▶ _TASK REQUIREMENTS_: Repeat each entry as written, dropping any picture you find.

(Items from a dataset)
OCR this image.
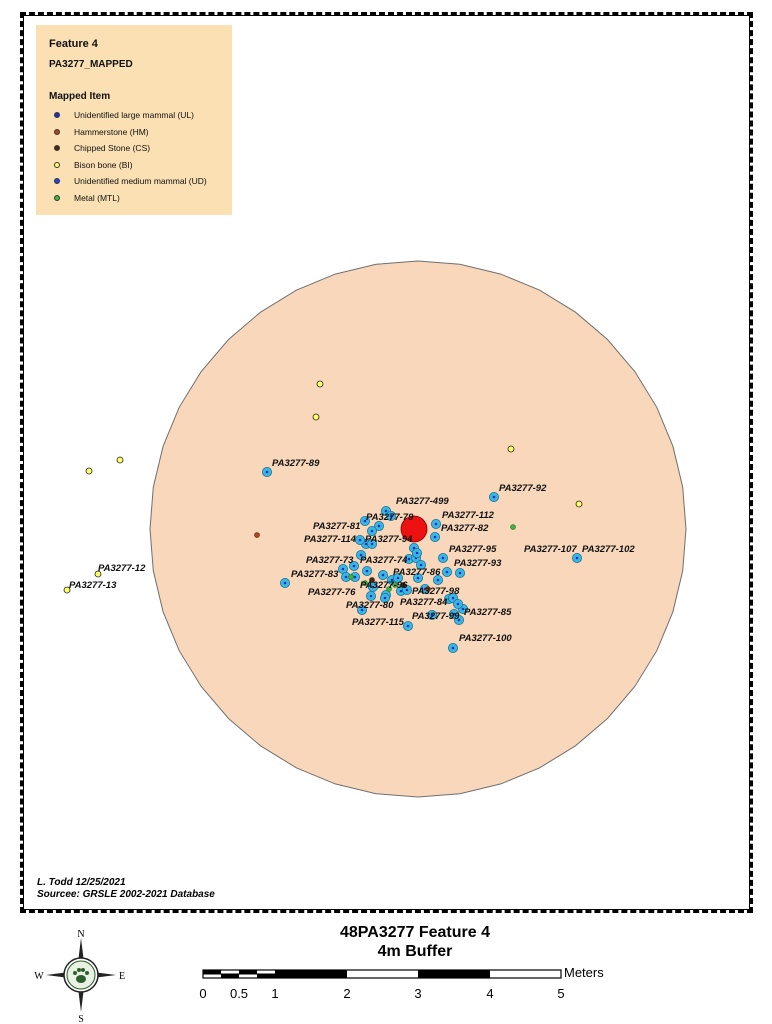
PA3277-89
PA3277-499
PA3277-79
PA3277-92
PA3277-112
PA3277-81	PA3277-82
PA3277-114 PA3277-94
PA3277-95	PA3277-107 PA3277-102
PA3277-73 PA3277-74	PA3277-93
PA3277-83	PA3277-86
PA3277-96
PA3277-76	PA3277-98
PA3277-80 PA3277-84
PA3277-85
PA3277-99
PA3277-115
PA3277-100
PA3277-12
PA3277-13
Feature 4
PA3277_MAPPED
Mapped Item
Unidentified large mammal (UL)
Hammerstone (HM)
Chipped Stone (CS)
Bison bone (BI)
Unidentified medium mammal (UD)
Metal (MTL)
L. Todd 12/25/2021
Sourcee: GRSLE 2002-2021 Database
48PA3277 Feature 4
4m Buffer
0 0.5 1	2	3	4	5
Meters
N
S
W	E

▶ _COMPLETE OUTPUT_:
OCR this image.
PA3277-89
PA3277-499
PA3277-79
PA3277-92
PA3277-112
PA3277-81	PA3277-82
PA3277-114 PA3277-94
PA3277-95	PA3277-107 PA3277-102
PA3277-73 PA3277-74	PA3277-93
PA3277-83	PA3277-86
PA3277-96
PA3277-76	PA3277-98
PA3277-80 PA3277-84
PA3277-85
PA3277-99
PA3277-115
PA3277-100
PA3277-12
PA3277-13
Feature 4
PA3277_MAPPED
Mapped Item
Unidentified large mammal (UL)
Hammerstone (HM)
Chipped Stone (CS)
Bison bone (BI)
Unidentified medium mammal (UD)
Metal (MTL)
L. Todd 12/25/2021
Sourcee: GRSLE 2002-2021 Database
48PA3277 Feature 4
4m Buffer
0 0.5 1	2	3	4	5
Meters
N
S
W	E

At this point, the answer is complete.